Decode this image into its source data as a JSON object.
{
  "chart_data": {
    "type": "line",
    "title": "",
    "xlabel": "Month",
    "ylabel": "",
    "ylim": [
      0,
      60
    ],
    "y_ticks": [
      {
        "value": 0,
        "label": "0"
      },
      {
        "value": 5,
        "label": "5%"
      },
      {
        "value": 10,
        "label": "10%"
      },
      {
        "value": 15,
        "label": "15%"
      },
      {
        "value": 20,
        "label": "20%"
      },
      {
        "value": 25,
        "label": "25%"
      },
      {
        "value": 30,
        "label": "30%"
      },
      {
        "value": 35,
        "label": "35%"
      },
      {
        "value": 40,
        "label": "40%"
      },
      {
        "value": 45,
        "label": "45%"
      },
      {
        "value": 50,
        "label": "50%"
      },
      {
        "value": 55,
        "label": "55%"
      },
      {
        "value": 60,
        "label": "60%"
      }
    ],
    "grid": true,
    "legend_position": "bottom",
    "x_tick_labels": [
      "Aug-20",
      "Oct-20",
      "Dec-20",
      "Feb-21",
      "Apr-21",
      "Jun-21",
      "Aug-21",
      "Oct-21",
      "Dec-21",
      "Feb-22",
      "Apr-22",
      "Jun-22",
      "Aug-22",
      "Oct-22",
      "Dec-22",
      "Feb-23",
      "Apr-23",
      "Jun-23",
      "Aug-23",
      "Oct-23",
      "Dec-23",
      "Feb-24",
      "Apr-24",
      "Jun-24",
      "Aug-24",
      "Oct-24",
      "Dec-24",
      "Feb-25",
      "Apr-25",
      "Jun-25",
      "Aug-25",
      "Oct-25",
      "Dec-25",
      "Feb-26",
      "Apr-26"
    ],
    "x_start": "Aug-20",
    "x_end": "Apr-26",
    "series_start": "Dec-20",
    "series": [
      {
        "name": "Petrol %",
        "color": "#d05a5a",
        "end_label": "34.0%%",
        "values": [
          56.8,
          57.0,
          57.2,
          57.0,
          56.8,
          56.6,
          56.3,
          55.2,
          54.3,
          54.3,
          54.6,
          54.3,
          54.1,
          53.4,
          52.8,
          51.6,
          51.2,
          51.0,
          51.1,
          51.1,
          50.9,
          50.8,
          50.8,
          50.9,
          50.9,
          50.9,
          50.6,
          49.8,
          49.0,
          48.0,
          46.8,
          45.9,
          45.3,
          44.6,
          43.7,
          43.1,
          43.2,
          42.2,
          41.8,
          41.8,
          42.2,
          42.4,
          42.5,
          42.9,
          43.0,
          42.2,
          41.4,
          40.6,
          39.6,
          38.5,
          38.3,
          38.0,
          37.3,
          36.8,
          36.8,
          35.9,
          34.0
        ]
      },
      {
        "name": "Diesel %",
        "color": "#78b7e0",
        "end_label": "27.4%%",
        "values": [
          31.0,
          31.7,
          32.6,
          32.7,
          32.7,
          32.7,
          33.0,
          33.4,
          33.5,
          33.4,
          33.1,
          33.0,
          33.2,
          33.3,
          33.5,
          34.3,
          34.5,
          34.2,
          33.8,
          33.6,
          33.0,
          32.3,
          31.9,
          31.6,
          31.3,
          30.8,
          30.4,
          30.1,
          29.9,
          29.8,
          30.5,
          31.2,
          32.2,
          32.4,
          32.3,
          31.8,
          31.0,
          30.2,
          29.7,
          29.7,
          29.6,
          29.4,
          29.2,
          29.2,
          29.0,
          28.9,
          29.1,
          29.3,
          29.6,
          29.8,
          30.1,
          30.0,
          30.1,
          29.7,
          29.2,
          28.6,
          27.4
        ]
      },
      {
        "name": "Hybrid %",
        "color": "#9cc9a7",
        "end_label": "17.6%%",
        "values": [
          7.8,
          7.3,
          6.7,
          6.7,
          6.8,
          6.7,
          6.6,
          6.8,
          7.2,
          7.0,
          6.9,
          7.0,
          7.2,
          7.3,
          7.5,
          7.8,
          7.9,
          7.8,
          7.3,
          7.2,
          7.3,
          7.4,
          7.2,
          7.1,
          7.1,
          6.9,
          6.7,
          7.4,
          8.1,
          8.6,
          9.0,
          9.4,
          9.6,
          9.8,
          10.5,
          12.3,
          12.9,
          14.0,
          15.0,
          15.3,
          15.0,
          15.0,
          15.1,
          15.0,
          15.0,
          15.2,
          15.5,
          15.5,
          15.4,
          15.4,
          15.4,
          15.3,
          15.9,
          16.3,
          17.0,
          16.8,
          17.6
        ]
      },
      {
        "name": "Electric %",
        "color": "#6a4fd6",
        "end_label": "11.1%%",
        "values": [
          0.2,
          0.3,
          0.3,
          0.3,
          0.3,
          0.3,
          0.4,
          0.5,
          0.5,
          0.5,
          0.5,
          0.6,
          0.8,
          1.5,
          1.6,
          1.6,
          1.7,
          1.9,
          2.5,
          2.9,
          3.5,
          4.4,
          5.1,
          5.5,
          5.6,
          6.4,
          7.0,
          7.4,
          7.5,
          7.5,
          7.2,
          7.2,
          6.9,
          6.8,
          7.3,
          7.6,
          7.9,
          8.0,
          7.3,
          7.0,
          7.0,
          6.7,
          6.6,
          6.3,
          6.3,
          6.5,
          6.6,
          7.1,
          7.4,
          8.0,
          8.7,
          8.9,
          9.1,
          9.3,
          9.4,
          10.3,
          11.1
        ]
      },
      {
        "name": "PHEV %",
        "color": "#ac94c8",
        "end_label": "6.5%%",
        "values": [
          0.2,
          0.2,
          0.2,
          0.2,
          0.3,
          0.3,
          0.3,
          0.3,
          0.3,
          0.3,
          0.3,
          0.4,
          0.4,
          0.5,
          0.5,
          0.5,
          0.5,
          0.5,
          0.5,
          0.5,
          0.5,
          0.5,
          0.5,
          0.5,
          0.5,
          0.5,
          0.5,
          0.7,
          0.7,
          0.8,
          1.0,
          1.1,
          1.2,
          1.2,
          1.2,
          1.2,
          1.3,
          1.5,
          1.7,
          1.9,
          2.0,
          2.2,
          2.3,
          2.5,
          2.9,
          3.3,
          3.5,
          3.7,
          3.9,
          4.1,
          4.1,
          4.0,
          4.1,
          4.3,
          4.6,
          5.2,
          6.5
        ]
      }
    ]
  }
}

OBJECTIVE =
Repeat the entries exactly, all of them.

CORRECT RESULT =
Decode this image into its source data as a JSON object.
{
  "chart_data": {
    "type": "line",
    "title": "",
    "xlabel": "Month",
    "ylabel": "",
    "ylim": [
      0,
      60
    ],
    "y_ticks": [
      {
        "value": 0,
        "label": "0"
      },
      {
        "value": 5,
        "label": "5%"
      },
      {
        "value": 10,
        "label": "10%"
      },
      {
        "value": 15,
        "label": "15%"
      },
      {
        "value": 20,
        "label": "20%"
      },
      {
        "value": 25,
        "label": "25%"
      },
      {
        "value": 30,
        "label": "30%"
      },
      {
        "value": 35,
        "label": "35%"
      },
      {
        "value": 40,
        "label": "40%"
      },
      {
        "value": 45,
        "label": "45%"
      },
      {
        "value": 50,
        "label": "50%"
      },
      {
        "value": 55,
        "label": "55%"
      },
      {
        "value": 60,
        "label": "60%"
      }
    ],
    "grid": true,
    "legend_position": "bottom",
    "x_tick_labels": [
      "Aug-20",
      "Oct-20",
      "Dec-20",
      "Feb-21",
      "Apr-21",
      "Jun-21",
      "Aug-21",
      "Oct-21",
      "Dec-21",
      "Feb-22",
      "Apr-22",
      "Jun-22",
      "Aug-22",
      "Oct-22",
      "Dec-22",
      "Feb-23",
      "Apr-23",
      "Jun-23",
      "Aug-23",
      "Oct-23",
      "Dec-23",
      "Feb-24",
      "Apr-24",
      "Jun-24",
      "Aug-24",
      "Oct-24",
      "Dec-24",
      "Feb-25",
      "Apr-25",
      "Jun-25",
      "Aug-25",
      "Oct-25",
      "Dec-25",
      "Feb-26",
      "Apr-26"
    ],
    "x_start": "Aug-20",
    "x_end": "Apr-26",
    "series_start": "Dec-20",
    "series": [
      {
        "name": "Petrol %",
        "color": "#d05a5a",
        "end_label": "34.0%%",
        "values": [
          56.8,
          57.0,
          57.2,
          57.0,
          56.8,
          56.6,
          56.3,
          55.2,
          54.3,
          54.3,
          54.6,
          54.3,
          54.1,
          53.4,
          52.8,
          51.6,
          51.2,
          51.0,
          51.1,
          51.1,
          50.9,
          50.8,
          50.8,
          50.9,
          50.9,
          50.9,
          50.6,
          49.8,
          49.0,
          48.0,
          46.8,
          45.9,
          45.3,
          44.6,
          43.7,
          43.1,
          43.2,
          42.2,
          41.8,
          41.8,
          42.2,
          42.4,
          42.5,
          42.9,
          43.0,
          42.2,
          41.4,
          40.6,
          39.6,
          38.5,
          38.3,
          38.0,
          37.3,
          36.8,
          36.8,
          35.9,
          34.0
        ]
      },
      {
        "name": "Diesel %",
        "color": "#78b7e0",
        "end_label": "27.4%%",
        "values": [
          31.0,
          31.7,
          32.6,
          32.7,
          32.7,
          32.7,
          33.0,
          33.4,
          33.5,
          33.4,
          33.1,
          33.0,
          33.2,
          33.3,
          33.5,
          34.3,
          34.5,
          34.2,
          33.8,
          33.6,
          33.0,
          32.3,
          31.9,
          31.6,
          31.3,
          30.8,
          30.4,
          30.1,
          29.9,
          29.8,
          30.5,
          31.2,
          32.2,
          32.4,
          32.3,
          31.8,
          31.0,
          30.2,
          29.7,
          29.7,
          29.6,
          29.4,
          29.2,
          29.2,
          29.0,
          28.9,
          29.1,
          29.3,
          29.6,
          29.8,
          30.1,
          30.0,
          30.1,
          29.7,
          29.2,
          28.6,
          27.4
        ]
      },
      {
        "name": "Hybrid %",
        "color": "#9cc9a7",
        "end_label": "17.6%%",
        "values": [
          7.8,
          7.3,
          6.7,
          6.7,
          6.8,
          6.7,
          6.6,
          6.8,
          7.2,
          7.0,
          6.9,
          7.0,
          7.2,
          7.3,
          7.5,
          7.8,
          7.9,
          7.8,
          7.3,
          7.2,
          7.3,
          7.4,
          7.2,
          7.1,
          7.1,
          6.9,
          6.7,
          7.4,
          8.1,
          8.6,
          9.0,
          9.4,
          9.6,
          9.8,
          10.5,
          12.3,
          12.9,
          14.0,
          15.0,
          15.3,
          15.0,
          15.0,
          15.1,
          15.0,
          15.0,
          15.2,
          15.5,
          15.5,
          15.4,
          15.4,
          15.4,
          15.3,
          15.9,
          16.3,
          17.0,
          16.8,
          17.6
        ]
      },
      {
        "name": "Electric %",
        "color": "#6a4fd6",
        "end_label": "11.1%%",
        "values": [
          0.2,
          0.3,
          0.3,
          0.3,
          0.3,
          0.3,
          0.4,
          0.5,
          0.5,
          0.5,
          0.5,
          0.6,
          0.8,
          1.5,
          1.6,
          1.6,
          1.7,
          1.9,
          2.5,
          2.9,
          3.5,
          4.4,
          5.1,
          5.5,
          5.6,
          6.4,
          7.0,
          7.4,
          7.5,
          7.5,
          7.2,
          7.2,
          6.9,
          6.8,
          7.3,
          7.6,
          7.9,
          8.0,
          7.3,
          7.0,
          7.0,
          6.7,
          6.6,
          6.3,
          6.3,
          6.5,
          6.6,
          7.1,
          7.4,
          8.0,
          8.7,
          8.9,
          9.1,
          9.3,
          9.4,
          10.3,
          11.1
        ]
      },
      {
        "name": "PHEV %",
        "color": "#ac94c8",
        "end_label": "6.5%%",
        "values": [
          0.2,
          0.2,
          0.2,
          0.2,
          0.3,
          0.3,
          0.3,
          0.3,
          0.3,
          0.3,
          0.3,
          0.4,
          0.4,
          0.5,
          0.5,
          0.5,
          0.5,
          0.5,
          0.5,
          0.5,
          0.5,
          0.5,
          0.5,
          0.5,
          0.5,
          0.5,
          0.5,
          0.7,
          0.7,
          0.8,
          1.0,
          1.1,
          1.2,
          1.2,
          1.2,
          1.2,
          1.3,
          1.5,
          1.7,
          1.9,
          2.0,
          2.2,
          2.3,
          2.5,
          2.9,
          3.3,
          3.5,
          3.7,
          3.9,
          4.1,
          4.1,
          4.0,
          4.1,
          4.3,
          4.6,
          5.2,
          6.5
        ]
      }
    ]
  }
}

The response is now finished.